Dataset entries

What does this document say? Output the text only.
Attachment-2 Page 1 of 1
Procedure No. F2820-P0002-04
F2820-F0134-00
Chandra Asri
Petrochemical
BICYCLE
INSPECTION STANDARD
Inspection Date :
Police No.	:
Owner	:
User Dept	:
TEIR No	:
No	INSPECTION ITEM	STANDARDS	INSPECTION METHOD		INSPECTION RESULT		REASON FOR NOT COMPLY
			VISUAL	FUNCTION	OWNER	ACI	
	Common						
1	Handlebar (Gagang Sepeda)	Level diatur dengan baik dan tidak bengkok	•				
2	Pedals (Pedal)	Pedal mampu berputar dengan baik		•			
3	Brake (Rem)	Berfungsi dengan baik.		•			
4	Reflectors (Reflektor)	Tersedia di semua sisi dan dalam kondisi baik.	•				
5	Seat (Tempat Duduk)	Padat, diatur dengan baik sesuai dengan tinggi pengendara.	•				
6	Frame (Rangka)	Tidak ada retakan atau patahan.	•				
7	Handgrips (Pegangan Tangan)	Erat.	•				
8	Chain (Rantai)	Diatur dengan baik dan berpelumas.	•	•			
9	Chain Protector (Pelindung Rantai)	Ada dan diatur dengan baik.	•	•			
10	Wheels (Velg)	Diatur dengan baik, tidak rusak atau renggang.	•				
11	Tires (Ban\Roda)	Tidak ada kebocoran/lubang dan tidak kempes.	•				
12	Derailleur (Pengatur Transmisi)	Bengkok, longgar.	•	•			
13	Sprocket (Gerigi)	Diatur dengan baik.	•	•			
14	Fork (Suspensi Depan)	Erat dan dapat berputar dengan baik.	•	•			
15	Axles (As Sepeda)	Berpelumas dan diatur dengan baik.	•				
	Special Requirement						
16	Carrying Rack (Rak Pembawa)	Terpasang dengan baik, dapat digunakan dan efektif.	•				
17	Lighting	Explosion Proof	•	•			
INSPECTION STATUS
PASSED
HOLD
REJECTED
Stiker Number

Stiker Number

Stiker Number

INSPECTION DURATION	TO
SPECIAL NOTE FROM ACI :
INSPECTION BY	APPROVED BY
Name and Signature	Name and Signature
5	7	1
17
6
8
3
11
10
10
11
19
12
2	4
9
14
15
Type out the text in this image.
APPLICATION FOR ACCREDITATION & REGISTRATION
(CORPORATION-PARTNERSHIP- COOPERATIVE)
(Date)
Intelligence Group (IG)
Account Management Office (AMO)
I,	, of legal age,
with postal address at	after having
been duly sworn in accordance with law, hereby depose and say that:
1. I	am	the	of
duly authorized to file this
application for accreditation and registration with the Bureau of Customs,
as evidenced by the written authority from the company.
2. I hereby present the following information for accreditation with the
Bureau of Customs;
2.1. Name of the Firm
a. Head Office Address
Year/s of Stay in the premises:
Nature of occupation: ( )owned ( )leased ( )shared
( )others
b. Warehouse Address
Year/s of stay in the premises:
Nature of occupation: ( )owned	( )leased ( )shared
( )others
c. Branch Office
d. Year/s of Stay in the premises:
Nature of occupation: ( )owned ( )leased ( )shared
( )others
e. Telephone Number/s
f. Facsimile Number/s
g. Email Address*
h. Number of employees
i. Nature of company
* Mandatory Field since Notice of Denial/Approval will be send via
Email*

▶ [BRIEF] Locate the string "premises" in the listing above and copy every line where it occurs.

▶ [TASK RESPONSE]
Year/s of Stay in the premises:
Year/s of stay in the premises:
d. Year/s of Stay in the premises:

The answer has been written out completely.